Blog post: A new general computation model for Dune

build
dune

#1


A blog post about the new computation model that Dune is built on.


#2

Why is the memoize call explicit? One could naively think that any 'b Fiber.t represents an incremental 'b value, that is cached/memoized (… Fiber.t would be a parallel+incremental effect type). I suppose that you get a benefit from having the programmer control where the memoization points are placed?


#3

My understanding is that you need to give the input/output ops to specify explicitly how to hash/serialize your values, so that memoization works across calls to dune.


#4

Very cool! Do you think such a memoization system might have uses other than inside a build system?

Also I see you mentioned Build systems à la carte; where would Dune be in the scheduling algorithm/rebuilding strategy table?


#5

@gasche, there are several reasons. The first reason is that memoization is not free and adds a bit of overhead. In particular, you need to use more memory in order to track the dependencies and cached result and you also spend time checking whether previous results are still valid. If you memoize everything, then the overhead of the memoization system is likely to become too big and will slow down everything.

By controlling explicitly what is memoized, we have better control on the ratio between the overhead of memoization and the amount of things that are recomputed when certain things change. In particular, we just need to make sure that the amount of recomputation needed for common modificatoins is small enough to not be noticeable. It is not necessary to go any further than that.

The second reason is indeed so that we can make cached results persist between calls to dune, as @c-cube mentioned. Plus we also have operations to parse/print the inputs to provide additional debugging.

The third reason is a bit less obvious. In order to recompute as little as possible, it is important to consider as few dependencies as possible. If we allow to memoize things at any point, then we might capture computed values inside closures, which means that the memoization system has no choice but to consider all the transitive dependencies. In systems such as skip where memoization is part of the language, it is probably possible to be clever and detect what is being captured, however we can’t do that with a normal library. To avoid this problem in Dune, we enforce that only top-level functions can be memoized. i.e. once the build starts it is not possible to memoize any new function. Programmers have to manually eta expand closures they would want to memoize, explicitely specifying the inputs of the function to the system at the same time.


#6

@steinuil, I’ll need to re-read the paper, but I believe Dune is currently a suspending with verifying traces build system. However, we started experimenting with a shared artifact cache for Dune, which means that it would become a suspending with constructive traces build system. The initial results on this front are very promosing BTW.


#7

I suppose yes. I don’t have specific applications in mind, but it is quite a general system.


#8

If you make the memoization implicit in the Fiber.t monad you also break the monad laws in a meaningful way. For example,

let a = ... in
let b = map a f in
let c = map b g in
...

Aim 1:
In the forum thread about Dune's computation model, replace "overhead" with "cost" and write out the passage from "By controlling explicitly" up to and including "provide additional debugging.".
Aim 2:
How many lines of the records contain the string "column", matching case exactly? Reply with the number only.

Material to process:
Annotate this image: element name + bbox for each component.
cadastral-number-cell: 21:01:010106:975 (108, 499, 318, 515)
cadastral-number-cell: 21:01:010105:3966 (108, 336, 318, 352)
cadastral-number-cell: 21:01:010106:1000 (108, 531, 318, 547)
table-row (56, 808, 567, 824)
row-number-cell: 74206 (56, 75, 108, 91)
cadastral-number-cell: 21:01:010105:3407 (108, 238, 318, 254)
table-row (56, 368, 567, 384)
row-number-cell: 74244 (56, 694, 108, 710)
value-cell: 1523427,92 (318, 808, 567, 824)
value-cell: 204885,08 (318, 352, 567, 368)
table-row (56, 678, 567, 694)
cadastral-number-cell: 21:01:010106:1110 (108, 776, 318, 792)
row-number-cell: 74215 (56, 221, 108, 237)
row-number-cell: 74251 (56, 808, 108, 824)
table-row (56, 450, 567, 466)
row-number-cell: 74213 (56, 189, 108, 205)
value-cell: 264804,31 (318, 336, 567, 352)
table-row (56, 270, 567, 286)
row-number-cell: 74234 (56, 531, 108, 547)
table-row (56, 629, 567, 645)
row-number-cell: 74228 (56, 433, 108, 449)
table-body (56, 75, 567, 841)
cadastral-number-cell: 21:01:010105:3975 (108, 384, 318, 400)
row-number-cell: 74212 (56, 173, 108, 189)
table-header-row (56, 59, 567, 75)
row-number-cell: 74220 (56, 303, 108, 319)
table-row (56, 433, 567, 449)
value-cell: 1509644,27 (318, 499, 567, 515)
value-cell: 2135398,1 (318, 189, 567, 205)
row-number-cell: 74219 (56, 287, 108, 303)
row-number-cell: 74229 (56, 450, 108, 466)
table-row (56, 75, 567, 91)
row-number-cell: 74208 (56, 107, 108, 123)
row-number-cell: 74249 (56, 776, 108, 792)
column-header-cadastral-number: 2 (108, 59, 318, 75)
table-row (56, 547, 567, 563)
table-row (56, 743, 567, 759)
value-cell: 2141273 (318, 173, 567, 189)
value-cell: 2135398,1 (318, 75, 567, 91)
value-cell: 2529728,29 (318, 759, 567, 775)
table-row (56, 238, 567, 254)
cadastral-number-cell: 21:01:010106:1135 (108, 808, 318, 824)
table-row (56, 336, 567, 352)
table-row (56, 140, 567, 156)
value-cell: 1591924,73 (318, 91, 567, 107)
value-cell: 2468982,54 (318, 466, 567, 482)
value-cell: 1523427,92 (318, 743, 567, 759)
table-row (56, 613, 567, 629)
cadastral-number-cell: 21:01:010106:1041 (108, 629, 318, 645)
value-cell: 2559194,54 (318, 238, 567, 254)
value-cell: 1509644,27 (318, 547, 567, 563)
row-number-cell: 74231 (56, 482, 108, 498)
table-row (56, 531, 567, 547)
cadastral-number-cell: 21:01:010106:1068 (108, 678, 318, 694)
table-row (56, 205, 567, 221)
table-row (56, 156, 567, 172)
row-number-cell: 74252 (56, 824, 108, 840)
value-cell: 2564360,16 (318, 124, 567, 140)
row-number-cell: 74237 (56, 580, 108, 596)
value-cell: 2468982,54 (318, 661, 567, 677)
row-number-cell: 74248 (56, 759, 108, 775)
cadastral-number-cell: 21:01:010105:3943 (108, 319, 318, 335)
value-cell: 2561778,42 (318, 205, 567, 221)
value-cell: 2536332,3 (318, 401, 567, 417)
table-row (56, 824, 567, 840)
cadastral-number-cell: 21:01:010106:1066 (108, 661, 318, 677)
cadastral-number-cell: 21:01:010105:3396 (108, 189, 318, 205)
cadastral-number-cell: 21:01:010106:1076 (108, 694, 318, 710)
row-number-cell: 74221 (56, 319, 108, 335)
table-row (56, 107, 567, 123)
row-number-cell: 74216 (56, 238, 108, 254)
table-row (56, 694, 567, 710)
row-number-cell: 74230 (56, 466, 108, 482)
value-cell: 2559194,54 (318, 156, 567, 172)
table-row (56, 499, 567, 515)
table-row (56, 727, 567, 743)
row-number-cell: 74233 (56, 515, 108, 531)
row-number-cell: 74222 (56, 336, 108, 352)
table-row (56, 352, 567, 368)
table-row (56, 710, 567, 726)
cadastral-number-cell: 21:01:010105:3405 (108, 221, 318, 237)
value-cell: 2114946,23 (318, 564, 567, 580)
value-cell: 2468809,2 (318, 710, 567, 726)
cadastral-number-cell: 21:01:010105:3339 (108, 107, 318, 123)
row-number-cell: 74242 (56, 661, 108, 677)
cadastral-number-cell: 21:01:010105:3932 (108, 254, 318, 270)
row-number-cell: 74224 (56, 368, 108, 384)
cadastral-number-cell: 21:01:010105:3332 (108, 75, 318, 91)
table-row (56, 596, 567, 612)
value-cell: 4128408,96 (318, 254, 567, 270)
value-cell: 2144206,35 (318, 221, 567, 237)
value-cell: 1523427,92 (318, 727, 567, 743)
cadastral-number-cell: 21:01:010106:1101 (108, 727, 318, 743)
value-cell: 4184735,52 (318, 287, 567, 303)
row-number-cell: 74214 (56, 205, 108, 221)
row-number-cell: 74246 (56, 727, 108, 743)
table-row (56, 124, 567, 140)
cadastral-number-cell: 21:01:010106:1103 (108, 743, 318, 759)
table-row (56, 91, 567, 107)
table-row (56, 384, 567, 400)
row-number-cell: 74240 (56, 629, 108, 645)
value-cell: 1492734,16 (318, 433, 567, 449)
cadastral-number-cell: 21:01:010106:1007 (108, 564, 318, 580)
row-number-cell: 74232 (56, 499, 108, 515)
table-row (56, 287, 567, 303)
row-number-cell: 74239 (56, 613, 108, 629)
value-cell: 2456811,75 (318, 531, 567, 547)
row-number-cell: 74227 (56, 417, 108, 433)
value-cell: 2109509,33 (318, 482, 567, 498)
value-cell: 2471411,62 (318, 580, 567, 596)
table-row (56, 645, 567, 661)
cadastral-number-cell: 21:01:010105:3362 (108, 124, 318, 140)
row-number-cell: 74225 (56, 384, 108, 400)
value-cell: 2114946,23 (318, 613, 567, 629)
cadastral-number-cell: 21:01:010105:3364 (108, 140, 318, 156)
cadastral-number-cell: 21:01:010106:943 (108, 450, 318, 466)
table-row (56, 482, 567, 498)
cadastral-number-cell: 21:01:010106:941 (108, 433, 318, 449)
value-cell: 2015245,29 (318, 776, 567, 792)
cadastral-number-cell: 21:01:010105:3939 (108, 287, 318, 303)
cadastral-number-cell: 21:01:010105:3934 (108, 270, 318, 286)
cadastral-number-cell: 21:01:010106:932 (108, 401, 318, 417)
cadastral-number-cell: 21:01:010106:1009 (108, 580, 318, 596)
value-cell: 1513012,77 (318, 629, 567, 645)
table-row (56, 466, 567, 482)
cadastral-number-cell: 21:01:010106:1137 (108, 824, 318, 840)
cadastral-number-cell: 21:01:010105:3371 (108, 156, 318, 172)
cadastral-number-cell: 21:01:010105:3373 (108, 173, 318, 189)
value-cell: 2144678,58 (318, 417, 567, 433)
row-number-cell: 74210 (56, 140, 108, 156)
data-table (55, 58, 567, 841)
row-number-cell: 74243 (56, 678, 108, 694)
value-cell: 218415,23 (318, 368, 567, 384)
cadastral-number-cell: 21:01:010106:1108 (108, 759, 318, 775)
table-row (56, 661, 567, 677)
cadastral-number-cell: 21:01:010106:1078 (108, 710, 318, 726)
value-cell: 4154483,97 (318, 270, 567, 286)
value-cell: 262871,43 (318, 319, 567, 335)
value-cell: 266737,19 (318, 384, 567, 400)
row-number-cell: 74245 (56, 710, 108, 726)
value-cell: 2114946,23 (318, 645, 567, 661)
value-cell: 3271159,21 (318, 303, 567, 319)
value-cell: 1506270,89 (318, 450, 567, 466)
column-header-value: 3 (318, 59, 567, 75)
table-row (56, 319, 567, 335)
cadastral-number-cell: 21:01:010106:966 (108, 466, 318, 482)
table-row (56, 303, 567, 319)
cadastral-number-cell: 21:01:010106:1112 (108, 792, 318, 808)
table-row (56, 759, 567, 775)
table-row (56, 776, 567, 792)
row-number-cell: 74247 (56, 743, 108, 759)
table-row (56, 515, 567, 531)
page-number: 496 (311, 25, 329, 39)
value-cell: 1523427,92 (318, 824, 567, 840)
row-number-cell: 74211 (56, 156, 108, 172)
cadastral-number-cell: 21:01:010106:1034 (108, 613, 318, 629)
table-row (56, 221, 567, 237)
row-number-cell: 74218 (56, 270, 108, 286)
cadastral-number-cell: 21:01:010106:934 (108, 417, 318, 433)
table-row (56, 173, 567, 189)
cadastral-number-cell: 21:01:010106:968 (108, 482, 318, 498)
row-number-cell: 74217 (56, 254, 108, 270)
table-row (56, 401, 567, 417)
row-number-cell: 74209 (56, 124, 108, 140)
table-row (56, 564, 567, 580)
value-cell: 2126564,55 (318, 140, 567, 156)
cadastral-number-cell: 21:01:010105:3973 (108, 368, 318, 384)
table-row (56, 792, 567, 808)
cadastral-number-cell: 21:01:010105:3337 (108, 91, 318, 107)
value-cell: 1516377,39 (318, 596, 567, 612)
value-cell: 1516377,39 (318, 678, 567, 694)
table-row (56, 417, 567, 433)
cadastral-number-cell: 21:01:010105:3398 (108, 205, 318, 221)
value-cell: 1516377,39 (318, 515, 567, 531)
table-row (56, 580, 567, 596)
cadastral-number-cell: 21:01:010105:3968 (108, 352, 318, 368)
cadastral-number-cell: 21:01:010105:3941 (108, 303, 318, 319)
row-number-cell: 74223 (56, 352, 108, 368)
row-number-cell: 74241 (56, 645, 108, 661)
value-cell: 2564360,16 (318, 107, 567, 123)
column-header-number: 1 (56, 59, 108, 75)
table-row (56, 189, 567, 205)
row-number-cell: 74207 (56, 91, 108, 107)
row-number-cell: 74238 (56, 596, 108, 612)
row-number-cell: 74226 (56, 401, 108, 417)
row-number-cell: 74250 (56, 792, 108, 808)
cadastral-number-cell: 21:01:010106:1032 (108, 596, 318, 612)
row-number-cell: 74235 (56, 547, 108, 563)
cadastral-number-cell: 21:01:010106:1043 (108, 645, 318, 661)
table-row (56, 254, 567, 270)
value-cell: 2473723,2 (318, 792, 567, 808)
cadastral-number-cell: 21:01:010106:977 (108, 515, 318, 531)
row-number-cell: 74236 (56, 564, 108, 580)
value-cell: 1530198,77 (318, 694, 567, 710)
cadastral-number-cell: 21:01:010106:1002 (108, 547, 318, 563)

Task answer 1:
By controlling explicitly what is memoized, we have better control on the ratio between the cost of memoization and the amount of things that are recomputed when certain things change. In particular, we just need to make sure that the amount of recomputation needed for common modificatoins is small enough to not be noticeable. It is not necessary to go any further than that.

The second reason is indeed so that we can make cached results persist between calls to dune, as @c-cube mentioned. Plus we also have operations to parse/print the inputs to provide additional debugging.

Task answer 2:
3